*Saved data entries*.
+===+

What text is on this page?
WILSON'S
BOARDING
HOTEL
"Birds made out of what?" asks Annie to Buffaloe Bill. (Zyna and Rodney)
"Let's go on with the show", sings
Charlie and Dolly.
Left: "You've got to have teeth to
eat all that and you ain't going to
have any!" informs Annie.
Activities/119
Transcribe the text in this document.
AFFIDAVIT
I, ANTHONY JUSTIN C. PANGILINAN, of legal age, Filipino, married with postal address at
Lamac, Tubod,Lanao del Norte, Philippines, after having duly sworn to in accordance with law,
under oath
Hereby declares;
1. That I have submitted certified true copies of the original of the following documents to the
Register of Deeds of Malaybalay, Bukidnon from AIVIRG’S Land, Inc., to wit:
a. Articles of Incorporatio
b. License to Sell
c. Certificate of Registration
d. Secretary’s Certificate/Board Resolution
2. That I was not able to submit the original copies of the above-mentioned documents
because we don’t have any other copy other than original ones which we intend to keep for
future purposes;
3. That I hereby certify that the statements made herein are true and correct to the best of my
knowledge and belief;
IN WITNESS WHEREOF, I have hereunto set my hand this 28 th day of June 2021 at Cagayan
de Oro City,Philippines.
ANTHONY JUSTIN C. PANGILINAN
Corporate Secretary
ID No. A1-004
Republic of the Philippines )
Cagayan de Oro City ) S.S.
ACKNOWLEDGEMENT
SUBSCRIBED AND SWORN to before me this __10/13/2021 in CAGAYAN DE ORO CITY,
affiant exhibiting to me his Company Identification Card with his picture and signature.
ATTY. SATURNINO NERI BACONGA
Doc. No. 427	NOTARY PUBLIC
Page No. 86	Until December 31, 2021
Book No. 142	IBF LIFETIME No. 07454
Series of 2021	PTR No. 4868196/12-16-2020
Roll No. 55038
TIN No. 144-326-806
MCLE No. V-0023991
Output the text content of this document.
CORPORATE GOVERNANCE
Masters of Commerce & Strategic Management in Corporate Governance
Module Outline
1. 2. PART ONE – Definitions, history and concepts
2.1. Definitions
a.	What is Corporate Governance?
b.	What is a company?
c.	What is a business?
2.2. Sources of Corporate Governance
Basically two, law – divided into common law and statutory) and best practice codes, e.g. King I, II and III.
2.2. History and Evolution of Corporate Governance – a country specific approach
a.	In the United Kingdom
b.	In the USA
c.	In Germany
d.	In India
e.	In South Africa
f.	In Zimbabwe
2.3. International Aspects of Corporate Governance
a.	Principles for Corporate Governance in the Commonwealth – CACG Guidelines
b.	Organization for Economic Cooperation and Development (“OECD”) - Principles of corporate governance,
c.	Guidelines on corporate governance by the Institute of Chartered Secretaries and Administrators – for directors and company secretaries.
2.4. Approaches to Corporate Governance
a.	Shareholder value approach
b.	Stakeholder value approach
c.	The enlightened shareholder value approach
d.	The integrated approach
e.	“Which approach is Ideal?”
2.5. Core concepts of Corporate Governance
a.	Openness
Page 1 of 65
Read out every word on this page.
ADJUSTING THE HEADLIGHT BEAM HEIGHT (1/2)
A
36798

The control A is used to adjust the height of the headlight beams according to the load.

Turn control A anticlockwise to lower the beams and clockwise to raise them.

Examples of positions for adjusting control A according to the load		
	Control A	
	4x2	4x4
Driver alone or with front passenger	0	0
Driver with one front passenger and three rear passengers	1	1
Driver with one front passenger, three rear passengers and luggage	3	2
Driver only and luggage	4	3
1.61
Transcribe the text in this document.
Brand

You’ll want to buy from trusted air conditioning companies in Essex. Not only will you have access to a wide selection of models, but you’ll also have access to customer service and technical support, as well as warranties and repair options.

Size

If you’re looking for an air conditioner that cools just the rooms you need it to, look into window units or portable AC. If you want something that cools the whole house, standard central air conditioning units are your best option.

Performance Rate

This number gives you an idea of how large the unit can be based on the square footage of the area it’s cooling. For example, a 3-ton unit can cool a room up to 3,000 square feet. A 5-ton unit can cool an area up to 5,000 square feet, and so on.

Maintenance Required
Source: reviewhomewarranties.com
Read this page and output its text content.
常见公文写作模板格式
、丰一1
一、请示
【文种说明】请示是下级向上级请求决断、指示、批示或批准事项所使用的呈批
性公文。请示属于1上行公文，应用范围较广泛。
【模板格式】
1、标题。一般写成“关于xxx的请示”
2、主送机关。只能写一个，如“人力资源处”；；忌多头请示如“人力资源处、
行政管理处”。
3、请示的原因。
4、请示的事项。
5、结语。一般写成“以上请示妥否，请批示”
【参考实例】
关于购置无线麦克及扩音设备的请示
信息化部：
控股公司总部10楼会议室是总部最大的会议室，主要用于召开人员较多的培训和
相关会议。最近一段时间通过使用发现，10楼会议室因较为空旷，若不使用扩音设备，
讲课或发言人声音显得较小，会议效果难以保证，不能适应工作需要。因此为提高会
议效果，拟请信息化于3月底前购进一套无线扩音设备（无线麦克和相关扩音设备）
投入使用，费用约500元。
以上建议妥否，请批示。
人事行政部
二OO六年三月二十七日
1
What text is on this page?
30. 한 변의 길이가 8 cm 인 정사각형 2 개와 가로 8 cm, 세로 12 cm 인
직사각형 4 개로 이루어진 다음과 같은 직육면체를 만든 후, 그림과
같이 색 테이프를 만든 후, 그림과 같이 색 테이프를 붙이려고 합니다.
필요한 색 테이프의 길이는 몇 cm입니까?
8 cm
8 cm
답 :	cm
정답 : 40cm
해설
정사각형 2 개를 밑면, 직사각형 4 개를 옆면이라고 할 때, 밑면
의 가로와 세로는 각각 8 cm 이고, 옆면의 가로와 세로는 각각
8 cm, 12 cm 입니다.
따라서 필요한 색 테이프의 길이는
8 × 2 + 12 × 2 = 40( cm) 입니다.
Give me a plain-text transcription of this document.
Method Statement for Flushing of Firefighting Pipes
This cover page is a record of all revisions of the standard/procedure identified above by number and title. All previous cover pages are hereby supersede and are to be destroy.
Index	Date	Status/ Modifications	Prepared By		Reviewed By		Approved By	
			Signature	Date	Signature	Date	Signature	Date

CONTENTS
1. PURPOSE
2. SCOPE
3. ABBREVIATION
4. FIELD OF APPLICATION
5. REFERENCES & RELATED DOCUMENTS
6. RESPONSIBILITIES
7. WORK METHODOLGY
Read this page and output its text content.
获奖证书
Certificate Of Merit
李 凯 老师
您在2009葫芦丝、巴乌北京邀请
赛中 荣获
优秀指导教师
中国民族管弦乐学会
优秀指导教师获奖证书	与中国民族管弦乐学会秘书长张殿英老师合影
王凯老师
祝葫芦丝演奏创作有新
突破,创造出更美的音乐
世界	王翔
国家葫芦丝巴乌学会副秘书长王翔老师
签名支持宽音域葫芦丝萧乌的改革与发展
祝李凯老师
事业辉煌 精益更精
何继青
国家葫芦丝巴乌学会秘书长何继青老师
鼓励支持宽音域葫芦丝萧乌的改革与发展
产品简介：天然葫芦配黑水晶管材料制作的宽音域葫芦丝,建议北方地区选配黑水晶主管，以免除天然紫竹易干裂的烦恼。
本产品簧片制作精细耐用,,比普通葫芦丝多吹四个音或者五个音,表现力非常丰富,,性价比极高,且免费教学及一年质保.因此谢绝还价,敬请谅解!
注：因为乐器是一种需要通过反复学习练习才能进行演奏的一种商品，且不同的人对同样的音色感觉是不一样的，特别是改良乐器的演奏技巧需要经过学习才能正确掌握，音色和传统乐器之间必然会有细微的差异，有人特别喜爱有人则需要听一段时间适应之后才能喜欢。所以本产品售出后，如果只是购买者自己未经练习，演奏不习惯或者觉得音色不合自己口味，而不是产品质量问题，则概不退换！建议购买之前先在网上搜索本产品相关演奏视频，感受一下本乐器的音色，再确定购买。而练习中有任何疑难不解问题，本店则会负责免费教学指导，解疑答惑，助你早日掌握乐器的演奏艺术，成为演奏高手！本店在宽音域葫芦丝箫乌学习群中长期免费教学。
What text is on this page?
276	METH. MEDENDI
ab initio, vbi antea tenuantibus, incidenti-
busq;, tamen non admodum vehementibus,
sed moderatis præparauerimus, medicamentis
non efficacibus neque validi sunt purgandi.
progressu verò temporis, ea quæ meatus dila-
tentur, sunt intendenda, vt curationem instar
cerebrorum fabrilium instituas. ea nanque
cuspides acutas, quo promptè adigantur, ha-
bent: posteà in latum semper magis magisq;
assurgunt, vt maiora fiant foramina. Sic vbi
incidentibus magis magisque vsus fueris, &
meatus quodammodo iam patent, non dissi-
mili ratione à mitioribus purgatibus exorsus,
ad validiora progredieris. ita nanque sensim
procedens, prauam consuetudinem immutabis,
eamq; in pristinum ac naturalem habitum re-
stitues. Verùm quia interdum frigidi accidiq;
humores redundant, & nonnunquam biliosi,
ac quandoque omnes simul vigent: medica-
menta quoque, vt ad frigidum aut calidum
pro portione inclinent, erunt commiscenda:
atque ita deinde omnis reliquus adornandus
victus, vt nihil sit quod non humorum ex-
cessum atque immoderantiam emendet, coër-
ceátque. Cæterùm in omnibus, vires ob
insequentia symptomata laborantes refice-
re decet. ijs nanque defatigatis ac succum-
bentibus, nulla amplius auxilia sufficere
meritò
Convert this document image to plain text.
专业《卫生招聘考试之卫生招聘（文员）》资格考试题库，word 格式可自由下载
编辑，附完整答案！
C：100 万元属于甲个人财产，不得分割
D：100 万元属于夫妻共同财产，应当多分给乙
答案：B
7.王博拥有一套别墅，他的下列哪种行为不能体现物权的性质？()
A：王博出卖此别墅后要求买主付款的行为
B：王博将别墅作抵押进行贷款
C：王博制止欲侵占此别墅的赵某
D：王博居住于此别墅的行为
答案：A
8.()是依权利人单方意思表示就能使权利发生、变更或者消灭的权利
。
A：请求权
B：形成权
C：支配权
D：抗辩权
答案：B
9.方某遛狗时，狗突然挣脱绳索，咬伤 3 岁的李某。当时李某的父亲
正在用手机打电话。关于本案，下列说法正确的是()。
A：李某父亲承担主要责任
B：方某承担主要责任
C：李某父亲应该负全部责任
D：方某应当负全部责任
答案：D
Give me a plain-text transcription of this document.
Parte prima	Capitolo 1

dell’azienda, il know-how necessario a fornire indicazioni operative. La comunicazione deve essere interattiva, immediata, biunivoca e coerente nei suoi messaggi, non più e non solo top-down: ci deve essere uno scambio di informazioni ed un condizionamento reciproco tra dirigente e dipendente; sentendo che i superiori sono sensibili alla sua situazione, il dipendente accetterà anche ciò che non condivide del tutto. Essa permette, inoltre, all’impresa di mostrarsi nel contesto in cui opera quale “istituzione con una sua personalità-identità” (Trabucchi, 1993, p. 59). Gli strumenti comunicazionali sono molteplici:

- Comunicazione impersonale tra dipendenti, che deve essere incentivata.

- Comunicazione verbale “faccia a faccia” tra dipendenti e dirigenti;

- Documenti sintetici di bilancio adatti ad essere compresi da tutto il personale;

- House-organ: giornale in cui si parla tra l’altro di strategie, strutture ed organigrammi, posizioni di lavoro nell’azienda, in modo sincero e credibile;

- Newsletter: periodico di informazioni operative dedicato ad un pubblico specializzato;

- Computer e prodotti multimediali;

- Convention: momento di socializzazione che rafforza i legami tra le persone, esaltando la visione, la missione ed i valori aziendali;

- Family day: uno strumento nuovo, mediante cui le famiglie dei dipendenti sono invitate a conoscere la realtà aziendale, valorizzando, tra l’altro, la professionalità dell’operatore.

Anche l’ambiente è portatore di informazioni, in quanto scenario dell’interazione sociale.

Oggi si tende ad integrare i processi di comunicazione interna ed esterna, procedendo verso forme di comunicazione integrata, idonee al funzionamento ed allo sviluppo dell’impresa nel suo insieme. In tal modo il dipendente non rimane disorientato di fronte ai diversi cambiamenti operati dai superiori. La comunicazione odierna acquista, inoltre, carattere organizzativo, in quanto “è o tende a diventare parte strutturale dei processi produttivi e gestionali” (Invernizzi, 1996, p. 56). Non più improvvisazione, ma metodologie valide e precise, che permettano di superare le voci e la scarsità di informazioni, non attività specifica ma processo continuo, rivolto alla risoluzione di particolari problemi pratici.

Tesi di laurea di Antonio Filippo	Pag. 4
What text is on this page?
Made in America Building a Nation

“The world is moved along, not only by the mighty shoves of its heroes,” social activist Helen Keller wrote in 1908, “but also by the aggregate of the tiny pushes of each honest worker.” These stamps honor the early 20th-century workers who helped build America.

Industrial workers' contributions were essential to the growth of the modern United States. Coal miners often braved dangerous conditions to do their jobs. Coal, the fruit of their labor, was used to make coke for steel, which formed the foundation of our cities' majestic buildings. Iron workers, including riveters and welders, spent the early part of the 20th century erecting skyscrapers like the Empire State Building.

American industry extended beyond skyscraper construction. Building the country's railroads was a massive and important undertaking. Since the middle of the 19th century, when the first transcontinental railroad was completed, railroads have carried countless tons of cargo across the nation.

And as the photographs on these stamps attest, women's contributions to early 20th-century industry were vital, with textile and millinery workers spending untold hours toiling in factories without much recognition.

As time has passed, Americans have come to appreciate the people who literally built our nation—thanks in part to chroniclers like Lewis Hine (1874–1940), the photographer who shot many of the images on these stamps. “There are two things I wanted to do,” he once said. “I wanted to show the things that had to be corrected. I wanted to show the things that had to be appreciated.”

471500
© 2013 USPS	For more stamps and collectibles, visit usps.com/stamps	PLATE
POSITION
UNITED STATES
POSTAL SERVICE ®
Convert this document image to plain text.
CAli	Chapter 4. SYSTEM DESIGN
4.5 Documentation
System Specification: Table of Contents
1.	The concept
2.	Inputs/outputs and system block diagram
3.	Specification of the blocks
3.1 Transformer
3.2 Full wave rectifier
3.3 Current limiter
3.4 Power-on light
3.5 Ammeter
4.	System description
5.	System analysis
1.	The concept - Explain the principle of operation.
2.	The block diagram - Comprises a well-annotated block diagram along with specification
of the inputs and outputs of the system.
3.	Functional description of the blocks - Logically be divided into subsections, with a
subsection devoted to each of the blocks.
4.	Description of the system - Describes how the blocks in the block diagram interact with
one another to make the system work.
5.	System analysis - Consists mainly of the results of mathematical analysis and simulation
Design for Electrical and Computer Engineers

+===+

*Set problem*.
Nothing but a number is needed here: how many lines hold the string "blocks"?

*Worked solution*.
4